- [Exercise aim] From the entries below, copy out every line with "Display" in it.

- [Given information]
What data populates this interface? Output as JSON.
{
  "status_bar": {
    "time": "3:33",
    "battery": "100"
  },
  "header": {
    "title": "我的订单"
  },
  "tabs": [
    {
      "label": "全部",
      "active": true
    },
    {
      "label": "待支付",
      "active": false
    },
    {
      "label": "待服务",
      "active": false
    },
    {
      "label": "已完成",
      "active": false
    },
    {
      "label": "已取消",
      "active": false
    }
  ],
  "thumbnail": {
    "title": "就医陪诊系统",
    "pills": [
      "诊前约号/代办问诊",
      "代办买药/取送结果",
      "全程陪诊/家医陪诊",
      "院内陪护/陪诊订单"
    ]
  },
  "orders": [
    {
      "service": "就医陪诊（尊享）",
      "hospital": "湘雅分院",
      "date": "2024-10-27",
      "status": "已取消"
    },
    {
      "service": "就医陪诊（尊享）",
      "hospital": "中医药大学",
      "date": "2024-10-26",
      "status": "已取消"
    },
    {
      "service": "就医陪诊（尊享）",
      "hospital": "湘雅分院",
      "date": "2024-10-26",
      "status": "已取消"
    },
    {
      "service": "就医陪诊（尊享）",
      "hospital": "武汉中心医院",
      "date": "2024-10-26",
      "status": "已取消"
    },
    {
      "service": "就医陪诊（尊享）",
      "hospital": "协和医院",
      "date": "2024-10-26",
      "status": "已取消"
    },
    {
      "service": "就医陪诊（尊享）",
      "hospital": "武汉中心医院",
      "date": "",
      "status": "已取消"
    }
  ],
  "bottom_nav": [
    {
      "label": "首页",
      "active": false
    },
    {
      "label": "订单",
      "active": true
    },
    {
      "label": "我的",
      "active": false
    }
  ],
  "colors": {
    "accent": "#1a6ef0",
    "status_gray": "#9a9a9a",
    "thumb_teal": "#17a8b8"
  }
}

--

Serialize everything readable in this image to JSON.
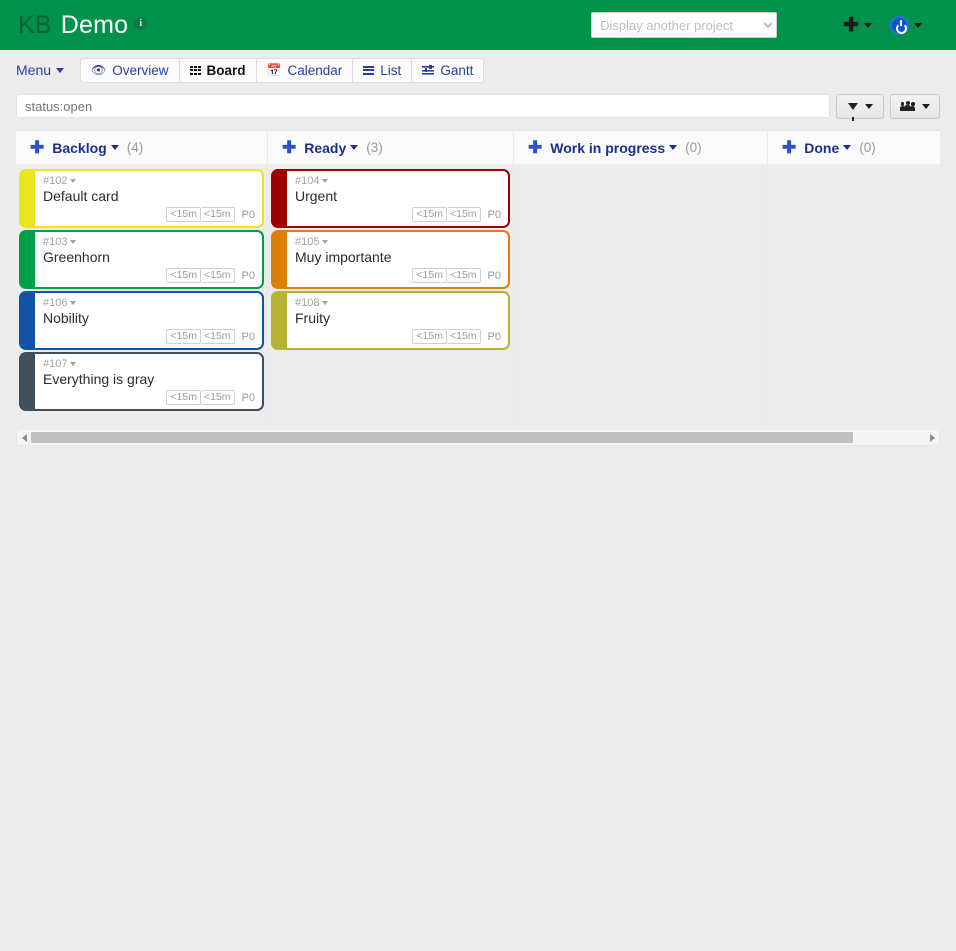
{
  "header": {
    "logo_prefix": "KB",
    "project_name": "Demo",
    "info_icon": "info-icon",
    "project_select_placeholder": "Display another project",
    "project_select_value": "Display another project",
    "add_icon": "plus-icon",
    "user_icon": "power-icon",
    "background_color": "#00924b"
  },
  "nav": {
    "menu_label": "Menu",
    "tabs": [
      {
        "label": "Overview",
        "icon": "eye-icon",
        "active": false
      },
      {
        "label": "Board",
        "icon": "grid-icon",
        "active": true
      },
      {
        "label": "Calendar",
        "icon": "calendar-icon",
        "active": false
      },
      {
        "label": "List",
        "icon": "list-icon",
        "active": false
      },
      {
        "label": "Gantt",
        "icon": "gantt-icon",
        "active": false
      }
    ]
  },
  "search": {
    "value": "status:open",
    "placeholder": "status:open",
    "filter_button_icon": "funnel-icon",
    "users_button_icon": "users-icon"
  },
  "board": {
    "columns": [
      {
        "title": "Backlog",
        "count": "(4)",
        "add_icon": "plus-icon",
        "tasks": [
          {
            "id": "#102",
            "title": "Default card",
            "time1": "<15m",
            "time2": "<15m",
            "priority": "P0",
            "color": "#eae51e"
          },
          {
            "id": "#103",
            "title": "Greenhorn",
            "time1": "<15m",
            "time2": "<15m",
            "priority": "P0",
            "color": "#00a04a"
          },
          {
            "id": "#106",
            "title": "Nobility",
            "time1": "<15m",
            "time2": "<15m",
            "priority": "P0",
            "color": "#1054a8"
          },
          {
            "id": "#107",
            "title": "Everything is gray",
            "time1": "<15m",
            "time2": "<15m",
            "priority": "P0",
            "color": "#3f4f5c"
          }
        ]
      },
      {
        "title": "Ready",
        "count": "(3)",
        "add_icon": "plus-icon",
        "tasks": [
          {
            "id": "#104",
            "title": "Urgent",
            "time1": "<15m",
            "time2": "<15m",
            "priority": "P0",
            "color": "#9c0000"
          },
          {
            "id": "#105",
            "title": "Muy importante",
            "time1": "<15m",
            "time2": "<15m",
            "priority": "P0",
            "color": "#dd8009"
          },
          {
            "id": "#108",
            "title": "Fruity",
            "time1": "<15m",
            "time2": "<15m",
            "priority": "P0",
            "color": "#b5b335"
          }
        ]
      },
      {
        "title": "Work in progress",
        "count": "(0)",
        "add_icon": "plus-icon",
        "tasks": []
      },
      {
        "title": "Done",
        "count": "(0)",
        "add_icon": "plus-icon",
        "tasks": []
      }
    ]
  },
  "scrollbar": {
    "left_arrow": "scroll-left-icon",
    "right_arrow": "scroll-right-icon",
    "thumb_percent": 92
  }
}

- [Response]
    "project_select_placeholder": "Display another project",
    "project_select_value": "Display another project",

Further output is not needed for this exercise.